Extracted records:
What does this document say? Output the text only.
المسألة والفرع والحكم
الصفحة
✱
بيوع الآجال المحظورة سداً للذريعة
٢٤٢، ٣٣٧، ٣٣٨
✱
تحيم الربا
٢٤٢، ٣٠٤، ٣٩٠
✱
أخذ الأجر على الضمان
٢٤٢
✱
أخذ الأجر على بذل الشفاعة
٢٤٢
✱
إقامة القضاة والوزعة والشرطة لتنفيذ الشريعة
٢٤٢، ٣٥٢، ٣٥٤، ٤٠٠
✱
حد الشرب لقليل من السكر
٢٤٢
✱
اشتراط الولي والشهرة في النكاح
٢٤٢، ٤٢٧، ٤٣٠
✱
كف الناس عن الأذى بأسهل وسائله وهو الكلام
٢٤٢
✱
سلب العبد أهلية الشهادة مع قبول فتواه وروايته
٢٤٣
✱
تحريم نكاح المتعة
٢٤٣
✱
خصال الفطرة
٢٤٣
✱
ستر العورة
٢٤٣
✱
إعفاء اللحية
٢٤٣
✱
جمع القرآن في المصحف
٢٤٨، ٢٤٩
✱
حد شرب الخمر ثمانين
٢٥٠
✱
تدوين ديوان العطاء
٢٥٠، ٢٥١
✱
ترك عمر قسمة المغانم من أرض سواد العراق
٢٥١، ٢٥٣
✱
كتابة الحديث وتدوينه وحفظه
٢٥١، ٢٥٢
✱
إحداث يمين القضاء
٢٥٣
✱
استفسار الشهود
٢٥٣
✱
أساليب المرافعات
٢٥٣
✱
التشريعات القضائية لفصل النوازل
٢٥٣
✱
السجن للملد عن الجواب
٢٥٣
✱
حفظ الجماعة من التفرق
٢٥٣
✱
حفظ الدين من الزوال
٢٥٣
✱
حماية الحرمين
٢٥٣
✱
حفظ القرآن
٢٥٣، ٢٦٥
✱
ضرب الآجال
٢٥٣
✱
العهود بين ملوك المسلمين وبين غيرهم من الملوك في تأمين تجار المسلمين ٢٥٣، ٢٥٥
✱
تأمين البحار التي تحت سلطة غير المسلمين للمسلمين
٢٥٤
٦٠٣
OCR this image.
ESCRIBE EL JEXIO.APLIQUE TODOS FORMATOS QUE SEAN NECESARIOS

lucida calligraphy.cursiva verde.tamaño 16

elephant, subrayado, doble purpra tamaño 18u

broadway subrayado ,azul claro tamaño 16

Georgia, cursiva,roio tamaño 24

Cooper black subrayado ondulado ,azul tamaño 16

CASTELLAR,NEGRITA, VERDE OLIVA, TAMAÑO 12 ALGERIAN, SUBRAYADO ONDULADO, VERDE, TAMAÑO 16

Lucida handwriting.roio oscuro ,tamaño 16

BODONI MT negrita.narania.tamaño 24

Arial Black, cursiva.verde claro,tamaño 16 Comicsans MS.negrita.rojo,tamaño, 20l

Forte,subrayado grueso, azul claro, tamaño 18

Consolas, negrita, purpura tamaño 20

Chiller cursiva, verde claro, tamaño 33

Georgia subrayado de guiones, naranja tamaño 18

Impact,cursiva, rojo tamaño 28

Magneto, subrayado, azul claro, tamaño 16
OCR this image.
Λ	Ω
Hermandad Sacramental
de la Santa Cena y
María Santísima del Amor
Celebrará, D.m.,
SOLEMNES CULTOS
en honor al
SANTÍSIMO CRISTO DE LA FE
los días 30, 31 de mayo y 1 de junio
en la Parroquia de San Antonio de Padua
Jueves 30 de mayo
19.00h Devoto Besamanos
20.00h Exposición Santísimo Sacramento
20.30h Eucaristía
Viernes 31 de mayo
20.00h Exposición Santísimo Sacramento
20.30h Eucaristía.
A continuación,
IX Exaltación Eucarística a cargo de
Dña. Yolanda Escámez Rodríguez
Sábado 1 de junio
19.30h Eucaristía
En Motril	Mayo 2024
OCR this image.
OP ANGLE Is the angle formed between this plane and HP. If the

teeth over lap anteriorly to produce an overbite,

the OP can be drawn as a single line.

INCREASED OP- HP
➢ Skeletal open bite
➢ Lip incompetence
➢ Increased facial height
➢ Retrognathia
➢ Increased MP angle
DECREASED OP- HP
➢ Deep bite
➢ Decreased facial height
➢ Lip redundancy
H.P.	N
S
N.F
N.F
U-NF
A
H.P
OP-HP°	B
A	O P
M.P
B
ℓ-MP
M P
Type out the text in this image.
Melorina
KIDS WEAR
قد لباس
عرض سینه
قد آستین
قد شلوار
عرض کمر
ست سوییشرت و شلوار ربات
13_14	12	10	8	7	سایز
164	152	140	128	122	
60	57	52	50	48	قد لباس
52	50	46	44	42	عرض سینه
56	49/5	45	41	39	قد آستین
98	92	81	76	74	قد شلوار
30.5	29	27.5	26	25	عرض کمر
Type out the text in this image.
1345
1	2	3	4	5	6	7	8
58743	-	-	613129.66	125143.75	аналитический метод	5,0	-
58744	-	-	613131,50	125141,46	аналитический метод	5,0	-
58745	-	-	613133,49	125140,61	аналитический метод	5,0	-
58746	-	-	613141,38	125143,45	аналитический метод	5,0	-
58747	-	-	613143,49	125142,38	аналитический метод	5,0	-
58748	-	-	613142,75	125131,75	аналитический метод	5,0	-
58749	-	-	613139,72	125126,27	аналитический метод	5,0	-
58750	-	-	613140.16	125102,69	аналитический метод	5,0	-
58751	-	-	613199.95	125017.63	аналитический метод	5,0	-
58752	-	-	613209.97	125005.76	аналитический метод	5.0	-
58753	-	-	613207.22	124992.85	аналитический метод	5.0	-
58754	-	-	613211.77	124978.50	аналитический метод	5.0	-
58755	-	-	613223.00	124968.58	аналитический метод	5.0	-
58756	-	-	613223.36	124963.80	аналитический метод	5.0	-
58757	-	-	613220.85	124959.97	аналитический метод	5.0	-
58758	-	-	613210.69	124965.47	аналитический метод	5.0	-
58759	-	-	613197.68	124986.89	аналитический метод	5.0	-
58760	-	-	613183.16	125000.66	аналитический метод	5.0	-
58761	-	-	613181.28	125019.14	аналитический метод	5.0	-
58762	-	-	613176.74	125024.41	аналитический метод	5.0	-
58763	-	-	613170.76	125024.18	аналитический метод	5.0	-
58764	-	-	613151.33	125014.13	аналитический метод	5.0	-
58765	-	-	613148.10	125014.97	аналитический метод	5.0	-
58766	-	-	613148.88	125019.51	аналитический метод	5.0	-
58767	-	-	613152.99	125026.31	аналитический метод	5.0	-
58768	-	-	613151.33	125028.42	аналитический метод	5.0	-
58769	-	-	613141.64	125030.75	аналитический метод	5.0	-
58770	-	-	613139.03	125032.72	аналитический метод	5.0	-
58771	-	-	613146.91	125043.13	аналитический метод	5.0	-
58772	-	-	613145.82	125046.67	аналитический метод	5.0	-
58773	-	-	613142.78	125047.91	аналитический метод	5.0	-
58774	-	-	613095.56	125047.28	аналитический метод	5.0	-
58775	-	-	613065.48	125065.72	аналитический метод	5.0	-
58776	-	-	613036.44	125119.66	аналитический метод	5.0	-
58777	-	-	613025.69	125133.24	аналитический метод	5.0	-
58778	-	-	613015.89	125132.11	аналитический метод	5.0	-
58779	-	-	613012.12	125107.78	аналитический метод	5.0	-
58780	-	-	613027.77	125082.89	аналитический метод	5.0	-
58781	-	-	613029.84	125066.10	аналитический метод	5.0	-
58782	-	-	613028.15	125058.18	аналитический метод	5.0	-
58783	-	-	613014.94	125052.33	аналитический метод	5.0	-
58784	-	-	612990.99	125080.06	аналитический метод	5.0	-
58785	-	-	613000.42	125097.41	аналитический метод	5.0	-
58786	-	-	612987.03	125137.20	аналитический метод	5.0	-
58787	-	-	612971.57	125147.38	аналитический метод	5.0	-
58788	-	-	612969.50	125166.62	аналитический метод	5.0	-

- Task requirements:
Go through the records and copy each line with "شلوار" in it.

- Response to the task:
قد شلوار
ست سوییشرت و شلوار ربات
98	92	81	76	74	قد شلوار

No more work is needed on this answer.